PROBLEM STATEMENT:
Present each line of the entries below that holds the word "model".

RECORDS TO USE:
-------

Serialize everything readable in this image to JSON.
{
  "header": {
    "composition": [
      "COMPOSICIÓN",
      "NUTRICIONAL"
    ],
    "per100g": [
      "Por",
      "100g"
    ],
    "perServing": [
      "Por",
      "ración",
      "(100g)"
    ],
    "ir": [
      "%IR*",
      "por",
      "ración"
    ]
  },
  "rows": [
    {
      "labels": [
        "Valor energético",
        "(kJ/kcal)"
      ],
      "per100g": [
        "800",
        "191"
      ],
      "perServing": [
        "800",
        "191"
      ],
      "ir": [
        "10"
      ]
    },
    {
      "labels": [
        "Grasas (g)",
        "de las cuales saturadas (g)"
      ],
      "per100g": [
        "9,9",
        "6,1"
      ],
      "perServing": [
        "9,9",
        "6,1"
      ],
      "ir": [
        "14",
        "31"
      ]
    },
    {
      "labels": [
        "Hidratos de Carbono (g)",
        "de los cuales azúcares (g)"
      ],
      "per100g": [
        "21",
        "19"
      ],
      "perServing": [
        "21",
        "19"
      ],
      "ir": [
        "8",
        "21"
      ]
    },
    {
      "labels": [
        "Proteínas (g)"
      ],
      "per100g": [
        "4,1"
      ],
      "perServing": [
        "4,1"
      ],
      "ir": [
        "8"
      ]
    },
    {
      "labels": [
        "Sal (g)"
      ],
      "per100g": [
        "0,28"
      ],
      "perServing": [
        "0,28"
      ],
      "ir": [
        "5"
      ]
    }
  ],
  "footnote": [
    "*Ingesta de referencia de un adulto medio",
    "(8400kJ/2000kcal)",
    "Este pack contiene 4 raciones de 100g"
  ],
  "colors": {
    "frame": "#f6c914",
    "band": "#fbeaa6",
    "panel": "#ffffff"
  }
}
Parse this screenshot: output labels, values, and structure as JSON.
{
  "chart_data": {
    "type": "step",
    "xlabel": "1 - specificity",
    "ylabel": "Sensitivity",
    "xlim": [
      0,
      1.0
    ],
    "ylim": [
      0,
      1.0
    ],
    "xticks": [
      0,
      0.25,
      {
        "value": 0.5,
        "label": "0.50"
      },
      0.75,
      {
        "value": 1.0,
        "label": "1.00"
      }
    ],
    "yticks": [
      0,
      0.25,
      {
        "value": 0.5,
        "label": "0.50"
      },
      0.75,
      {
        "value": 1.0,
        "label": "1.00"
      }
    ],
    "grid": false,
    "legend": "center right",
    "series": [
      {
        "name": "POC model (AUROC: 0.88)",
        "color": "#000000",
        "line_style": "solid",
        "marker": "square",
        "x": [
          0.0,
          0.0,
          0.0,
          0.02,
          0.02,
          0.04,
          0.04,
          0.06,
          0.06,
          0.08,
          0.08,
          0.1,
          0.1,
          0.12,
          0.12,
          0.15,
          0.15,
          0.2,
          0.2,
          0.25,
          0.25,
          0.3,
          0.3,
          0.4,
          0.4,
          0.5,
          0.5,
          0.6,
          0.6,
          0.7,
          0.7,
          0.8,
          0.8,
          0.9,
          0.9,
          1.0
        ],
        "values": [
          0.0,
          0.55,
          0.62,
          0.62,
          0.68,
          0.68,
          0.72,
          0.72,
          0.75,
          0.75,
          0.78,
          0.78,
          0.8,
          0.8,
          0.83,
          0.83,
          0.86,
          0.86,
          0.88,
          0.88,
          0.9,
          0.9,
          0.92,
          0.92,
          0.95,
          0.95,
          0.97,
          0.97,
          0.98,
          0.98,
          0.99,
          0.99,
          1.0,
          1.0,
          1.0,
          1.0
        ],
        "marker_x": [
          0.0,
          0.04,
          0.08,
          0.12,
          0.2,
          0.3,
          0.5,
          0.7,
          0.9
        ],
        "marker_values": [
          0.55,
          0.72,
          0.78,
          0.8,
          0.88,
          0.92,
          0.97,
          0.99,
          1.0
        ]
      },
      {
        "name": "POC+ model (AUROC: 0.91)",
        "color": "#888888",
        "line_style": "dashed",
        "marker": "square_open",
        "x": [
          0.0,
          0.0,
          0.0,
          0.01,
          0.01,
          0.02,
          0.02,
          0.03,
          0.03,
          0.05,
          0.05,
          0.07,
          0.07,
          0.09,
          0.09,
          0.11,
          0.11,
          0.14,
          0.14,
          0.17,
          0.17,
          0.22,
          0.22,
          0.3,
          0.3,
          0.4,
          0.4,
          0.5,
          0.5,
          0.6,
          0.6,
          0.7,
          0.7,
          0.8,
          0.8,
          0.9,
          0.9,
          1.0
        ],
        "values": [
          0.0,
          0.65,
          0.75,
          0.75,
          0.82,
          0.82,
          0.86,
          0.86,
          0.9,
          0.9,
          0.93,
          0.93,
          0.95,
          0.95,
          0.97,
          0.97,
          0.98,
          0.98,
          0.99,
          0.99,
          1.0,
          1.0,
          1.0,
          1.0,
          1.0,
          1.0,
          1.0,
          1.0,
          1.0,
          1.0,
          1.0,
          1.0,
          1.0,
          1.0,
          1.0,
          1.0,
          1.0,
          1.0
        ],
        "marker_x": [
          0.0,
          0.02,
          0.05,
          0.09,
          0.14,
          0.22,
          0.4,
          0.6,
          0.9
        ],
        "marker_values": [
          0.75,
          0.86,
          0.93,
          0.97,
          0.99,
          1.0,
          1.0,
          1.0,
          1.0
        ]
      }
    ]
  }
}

-------

PROBLEM SOLUTION:
        "name": "POC model (AUROC: 0.88)",
        "name": "POC+ model (AUROC: 0.91)",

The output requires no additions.